Work required: Copy out every line exactly as given.

Excerpted records:
==*==

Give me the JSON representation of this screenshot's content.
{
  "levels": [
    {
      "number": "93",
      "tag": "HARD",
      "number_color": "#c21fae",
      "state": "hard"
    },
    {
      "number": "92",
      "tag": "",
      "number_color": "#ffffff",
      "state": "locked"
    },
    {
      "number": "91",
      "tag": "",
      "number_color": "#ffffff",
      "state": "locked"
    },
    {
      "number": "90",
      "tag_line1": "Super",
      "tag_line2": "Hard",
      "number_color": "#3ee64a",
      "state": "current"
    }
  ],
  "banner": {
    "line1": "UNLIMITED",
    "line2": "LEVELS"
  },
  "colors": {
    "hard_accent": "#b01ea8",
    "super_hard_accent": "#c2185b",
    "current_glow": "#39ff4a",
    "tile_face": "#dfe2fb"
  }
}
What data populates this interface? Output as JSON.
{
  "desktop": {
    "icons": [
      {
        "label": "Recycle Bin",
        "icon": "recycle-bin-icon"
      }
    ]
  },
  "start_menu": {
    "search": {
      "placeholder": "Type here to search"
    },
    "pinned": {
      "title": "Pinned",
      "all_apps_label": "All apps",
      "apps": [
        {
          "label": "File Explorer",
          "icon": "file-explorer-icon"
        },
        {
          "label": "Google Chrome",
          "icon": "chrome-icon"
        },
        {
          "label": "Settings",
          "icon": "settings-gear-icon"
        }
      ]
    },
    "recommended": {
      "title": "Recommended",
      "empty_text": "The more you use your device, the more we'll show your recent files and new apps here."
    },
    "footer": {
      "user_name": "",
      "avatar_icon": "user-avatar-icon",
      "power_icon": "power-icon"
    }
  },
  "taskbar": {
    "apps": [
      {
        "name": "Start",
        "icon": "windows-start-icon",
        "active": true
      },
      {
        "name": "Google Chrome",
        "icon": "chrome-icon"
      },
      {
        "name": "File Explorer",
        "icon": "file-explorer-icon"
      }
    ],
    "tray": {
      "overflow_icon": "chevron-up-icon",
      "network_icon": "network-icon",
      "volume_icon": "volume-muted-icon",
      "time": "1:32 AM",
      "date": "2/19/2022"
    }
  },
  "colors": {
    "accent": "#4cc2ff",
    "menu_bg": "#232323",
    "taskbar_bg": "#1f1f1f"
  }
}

==*==

Output below:
Give me the JSON representation of this screenshot's content.
{
  "levels": [
    {
      "number": "93",
      "tag": "HARD",
      "number_color": "#c21fae",
      "state": "hard"
    },
    {
      "number": "92",
      "tag": "",
      "number_color": "#ffffff",
      "state": "locked"
    },
    {
      "number": "91",
      "tag": "",
      "number_color": "#ffffff",
      "state": "locked"
    },
    {
      "number": "90",
      "tag_line1": "Super",
      "tag_line2": "Hard",
      "number_color": "#3ee64a",
      "state": "current"
    }
  ],
  "banner": {
    "line1": "UNLIMITED",
    "line2": "LEVELS"
  },
  "colors": {
    "hard_accent": "#b01ea8",
    "super_hard_accent": "#c2185b",
    "current_glow": "#39ff4a",
    "tile_face": "#dfe2fb"
  }
}
What data populates this interface? Output as JSON.
{
  "desktop": {
    "icons": [
      {
        "label": "Recycle Bin",
        "icon": "recycle-bin-icon"
      }
    ]
  },
  "start_menu": {
    "search": {
      "placeholder": "Type here to search"
    },
    "pinned": {
      "title": "Pinned",
      "all_apps_label": "All apps",
      "apps": [
        {
          "label": "File Explorer",
          "icon": "file-explorer-icon"
        },
        {
          "label": "Google Chrome",
          "icon": "chrome-icon"
        },
        {
          "label": "Settings",
          "icon": "settings-gear-icon"
        }
      ]
    },
    "recommended": {
      "title": "Recommended",
      "empty_text": "The more you use your device, the more we'll show your recent files and new apps here."
    },
    "footer": {
      "user_name": "",
      "avatar_icon": "user-avatar-icon",
      "power_icon": "power-icon"
    }
  },
  "taskbar": {
    "apps": [
      {
        "name": "Start",
        "icon": "windows-start-icon",
        "active": true
      },
      {
        "name": "Google Chrome",
        "icon": "chrome-icon"
      },
      {
        "name": "File Explorer",
        "icon": "file-explorer-icon"
      }
    ],
    "tray": {
      "overflow_icon": "chevron-up-icon",
      "network_icon": "network-icon",
      "volume_icon": "volume-muted-icon",
      "time": "1:32 AM",
      "date": "2/19/2022"
    }
  },
  "colors": {
    "accent": "#4cc2ff",
    "menu_bg": "#232323",
    "taskbar_bg": "#1f1f1f"
  }
}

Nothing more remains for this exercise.